The task - Go through the records below line by line, counting those that contain the word "ukdw"; answer with the count only.

Records shown -
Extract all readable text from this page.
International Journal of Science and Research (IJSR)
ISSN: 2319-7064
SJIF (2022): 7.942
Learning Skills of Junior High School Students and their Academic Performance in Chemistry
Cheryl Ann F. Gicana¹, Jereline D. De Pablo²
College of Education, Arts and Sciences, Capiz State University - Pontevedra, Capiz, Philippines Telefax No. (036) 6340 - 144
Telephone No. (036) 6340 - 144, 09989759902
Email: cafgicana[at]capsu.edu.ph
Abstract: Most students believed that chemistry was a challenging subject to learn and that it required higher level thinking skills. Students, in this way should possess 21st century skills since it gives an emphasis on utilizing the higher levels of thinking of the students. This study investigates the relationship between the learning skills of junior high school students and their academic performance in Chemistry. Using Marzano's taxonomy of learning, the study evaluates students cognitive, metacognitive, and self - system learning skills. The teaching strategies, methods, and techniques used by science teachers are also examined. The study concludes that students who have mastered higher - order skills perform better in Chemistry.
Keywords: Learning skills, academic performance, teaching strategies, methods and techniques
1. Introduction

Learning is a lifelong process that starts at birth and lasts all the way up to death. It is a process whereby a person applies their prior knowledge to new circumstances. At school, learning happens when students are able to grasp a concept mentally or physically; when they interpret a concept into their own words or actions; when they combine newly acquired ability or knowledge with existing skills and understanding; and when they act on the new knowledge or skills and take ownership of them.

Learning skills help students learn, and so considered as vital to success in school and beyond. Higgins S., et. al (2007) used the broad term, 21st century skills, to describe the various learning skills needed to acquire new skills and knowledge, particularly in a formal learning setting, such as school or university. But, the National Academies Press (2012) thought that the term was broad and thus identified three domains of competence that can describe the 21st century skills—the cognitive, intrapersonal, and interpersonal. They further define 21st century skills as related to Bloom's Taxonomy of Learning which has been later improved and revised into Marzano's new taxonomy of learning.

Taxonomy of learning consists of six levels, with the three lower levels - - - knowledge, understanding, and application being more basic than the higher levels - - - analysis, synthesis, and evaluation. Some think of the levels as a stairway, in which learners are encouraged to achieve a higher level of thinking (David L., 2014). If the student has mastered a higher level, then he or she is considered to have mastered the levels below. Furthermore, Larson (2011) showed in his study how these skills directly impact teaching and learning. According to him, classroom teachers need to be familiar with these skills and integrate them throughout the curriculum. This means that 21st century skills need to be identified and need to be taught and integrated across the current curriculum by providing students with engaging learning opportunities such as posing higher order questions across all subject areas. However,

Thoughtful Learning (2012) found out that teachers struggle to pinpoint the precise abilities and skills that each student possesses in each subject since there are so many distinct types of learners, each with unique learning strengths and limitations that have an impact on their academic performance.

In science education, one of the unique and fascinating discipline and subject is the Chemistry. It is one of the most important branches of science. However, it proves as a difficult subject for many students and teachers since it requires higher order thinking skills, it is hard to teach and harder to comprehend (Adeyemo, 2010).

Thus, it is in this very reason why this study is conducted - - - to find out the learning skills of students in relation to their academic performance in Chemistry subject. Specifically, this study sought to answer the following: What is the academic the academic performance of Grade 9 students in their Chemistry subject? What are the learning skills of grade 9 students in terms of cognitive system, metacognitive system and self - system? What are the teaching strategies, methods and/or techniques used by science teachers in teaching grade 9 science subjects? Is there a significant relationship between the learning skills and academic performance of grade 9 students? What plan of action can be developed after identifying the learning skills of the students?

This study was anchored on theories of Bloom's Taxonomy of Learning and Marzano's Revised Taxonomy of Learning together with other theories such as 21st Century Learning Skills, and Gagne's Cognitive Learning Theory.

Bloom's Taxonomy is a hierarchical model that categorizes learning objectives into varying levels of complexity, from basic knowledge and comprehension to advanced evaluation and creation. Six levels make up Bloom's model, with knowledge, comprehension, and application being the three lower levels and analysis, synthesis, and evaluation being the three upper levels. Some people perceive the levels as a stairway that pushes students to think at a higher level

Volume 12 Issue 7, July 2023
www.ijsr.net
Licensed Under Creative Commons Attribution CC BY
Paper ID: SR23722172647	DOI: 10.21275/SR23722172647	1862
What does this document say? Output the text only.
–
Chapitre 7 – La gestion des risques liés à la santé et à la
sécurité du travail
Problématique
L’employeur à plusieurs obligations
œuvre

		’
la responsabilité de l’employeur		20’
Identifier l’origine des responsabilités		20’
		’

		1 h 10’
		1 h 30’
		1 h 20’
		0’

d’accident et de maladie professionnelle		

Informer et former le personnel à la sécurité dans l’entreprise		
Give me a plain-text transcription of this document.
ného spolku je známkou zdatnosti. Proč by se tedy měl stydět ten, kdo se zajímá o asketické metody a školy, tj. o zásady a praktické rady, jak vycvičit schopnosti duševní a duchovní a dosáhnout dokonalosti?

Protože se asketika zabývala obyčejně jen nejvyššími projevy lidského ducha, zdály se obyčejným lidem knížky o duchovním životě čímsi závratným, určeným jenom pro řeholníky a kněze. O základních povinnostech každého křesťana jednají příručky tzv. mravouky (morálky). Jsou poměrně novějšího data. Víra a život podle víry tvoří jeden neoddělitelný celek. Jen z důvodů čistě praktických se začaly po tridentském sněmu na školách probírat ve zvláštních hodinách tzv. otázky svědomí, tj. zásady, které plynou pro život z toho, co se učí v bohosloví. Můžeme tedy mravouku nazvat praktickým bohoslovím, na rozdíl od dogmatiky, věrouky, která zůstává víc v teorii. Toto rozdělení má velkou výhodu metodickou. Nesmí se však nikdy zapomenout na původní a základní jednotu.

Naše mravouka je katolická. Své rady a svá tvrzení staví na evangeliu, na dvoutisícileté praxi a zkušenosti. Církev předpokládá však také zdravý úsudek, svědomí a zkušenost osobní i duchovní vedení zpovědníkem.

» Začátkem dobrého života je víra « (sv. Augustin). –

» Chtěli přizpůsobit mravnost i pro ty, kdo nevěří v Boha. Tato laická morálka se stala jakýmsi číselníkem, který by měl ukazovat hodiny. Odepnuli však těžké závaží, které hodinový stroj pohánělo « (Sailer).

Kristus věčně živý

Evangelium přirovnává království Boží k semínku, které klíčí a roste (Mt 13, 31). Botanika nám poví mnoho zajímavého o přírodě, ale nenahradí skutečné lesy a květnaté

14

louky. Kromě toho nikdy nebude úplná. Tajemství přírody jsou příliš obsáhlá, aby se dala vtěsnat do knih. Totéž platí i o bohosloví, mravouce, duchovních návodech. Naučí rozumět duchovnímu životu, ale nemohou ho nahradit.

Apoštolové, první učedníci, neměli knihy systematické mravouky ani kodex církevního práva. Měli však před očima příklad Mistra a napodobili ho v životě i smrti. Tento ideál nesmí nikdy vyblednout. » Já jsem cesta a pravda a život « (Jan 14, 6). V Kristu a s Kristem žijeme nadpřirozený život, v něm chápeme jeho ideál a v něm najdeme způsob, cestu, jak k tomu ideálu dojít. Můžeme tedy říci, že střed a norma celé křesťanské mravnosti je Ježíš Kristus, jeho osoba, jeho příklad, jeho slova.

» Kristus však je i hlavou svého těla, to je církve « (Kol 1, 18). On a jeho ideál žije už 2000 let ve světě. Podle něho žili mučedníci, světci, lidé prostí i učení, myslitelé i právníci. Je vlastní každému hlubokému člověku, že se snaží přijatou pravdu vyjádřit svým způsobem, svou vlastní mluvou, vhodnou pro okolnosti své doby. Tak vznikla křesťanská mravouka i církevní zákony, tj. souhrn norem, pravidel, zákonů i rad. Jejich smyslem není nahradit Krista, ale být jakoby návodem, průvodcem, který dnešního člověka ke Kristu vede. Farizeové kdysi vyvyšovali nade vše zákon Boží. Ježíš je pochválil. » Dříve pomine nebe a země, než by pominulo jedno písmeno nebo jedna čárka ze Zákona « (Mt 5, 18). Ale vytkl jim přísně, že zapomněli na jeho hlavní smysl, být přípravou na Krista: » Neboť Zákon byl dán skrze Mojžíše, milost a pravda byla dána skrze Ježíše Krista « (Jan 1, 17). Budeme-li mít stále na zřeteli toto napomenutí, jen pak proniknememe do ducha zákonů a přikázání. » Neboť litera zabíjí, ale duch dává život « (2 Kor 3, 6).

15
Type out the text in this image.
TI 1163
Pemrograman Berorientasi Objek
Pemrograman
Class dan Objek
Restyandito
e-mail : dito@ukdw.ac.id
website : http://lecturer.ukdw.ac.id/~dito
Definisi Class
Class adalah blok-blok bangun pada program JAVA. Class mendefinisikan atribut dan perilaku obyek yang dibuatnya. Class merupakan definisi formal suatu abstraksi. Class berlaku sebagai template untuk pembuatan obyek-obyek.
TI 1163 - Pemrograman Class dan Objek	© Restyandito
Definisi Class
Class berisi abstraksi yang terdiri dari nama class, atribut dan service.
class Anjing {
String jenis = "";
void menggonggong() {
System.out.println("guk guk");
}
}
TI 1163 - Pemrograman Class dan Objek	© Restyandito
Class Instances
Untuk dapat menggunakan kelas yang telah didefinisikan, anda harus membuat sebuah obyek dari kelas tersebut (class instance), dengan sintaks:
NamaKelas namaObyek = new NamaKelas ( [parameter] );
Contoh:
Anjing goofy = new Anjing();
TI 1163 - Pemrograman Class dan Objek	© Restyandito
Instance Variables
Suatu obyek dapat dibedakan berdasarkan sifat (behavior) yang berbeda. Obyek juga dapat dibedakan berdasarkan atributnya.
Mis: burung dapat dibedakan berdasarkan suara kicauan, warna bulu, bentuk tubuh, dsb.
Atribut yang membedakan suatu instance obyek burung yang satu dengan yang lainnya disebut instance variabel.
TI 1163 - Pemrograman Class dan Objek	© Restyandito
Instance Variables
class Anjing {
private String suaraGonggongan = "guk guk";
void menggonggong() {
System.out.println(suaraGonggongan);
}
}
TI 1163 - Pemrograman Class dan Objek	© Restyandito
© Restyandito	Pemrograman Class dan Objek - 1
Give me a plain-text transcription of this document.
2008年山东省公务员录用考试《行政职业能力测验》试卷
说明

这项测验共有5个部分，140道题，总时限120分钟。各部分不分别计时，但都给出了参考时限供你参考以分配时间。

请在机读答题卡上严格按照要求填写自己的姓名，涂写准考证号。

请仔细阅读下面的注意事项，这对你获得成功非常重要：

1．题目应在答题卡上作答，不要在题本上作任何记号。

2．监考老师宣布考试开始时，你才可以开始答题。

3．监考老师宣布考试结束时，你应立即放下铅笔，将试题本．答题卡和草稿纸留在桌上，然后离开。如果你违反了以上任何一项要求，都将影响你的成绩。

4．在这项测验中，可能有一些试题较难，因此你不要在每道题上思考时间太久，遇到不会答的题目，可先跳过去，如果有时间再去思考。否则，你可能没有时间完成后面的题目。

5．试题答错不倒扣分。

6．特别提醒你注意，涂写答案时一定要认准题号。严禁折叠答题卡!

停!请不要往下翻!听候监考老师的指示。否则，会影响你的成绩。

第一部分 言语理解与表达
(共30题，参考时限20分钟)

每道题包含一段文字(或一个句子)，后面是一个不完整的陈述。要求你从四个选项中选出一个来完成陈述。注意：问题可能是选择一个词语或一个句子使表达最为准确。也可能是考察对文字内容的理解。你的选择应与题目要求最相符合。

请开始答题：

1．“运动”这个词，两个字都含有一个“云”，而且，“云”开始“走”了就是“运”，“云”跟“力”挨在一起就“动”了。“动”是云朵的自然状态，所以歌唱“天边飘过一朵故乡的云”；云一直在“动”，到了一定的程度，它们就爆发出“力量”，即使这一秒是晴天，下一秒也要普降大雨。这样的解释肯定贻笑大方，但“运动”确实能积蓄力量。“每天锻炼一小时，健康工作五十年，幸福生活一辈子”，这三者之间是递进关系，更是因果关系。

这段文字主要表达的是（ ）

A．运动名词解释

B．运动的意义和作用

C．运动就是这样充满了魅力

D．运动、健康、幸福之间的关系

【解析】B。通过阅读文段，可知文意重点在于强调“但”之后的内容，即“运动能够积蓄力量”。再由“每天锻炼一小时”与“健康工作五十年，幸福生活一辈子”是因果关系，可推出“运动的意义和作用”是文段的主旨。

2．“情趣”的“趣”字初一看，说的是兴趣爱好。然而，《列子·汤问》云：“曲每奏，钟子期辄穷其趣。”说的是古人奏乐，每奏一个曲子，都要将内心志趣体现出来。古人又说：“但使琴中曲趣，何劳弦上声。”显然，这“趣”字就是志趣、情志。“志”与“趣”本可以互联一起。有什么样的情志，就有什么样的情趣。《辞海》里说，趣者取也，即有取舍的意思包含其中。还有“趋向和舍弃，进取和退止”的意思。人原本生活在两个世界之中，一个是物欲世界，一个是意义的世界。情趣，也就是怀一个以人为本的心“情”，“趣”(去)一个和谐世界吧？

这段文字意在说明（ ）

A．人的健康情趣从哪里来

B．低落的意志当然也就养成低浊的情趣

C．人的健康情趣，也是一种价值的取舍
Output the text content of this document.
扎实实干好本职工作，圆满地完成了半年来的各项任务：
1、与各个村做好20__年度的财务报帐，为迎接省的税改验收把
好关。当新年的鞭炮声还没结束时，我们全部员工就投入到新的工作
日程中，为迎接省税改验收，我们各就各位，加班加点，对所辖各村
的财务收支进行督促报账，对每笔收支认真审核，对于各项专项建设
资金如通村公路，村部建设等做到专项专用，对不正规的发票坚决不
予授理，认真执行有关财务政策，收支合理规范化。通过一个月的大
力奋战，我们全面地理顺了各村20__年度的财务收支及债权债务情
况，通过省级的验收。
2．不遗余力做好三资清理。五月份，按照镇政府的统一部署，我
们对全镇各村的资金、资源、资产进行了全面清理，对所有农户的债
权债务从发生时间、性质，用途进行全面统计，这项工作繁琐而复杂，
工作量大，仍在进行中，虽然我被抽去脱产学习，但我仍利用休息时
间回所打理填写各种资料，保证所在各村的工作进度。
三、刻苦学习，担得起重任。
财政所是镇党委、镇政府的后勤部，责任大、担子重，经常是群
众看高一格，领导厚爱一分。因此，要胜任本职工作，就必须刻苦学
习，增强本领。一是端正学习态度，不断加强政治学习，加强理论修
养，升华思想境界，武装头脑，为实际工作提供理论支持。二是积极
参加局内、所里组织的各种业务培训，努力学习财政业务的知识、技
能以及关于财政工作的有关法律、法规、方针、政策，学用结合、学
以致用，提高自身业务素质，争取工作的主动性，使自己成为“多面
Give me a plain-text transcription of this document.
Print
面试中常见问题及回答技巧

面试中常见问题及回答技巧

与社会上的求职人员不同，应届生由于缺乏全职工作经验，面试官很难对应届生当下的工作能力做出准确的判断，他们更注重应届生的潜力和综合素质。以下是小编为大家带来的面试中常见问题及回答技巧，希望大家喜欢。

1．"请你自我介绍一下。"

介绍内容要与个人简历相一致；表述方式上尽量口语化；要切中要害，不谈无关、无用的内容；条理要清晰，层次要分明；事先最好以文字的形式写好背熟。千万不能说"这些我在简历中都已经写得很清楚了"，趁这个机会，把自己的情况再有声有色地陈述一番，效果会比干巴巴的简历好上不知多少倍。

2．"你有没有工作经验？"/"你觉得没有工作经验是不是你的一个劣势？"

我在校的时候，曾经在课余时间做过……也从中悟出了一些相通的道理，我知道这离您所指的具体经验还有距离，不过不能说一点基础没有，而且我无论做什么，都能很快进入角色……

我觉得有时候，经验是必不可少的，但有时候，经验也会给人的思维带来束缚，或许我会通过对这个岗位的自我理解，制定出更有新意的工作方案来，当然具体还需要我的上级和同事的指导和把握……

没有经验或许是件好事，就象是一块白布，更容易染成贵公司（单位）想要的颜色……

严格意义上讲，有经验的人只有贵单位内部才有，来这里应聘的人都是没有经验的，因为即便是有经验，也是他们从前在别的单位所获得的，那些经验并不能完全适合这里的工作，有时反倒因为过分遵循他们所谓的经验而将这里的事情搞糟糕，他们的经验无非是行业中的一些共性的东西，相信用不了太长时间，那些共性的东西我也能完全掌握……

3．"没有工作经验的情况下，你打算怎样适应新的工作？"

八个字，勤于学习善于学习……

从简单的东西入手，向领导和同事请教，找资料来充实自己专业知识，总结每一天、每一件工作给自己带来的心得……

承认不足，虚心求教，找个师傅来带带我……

Completed exercise - 2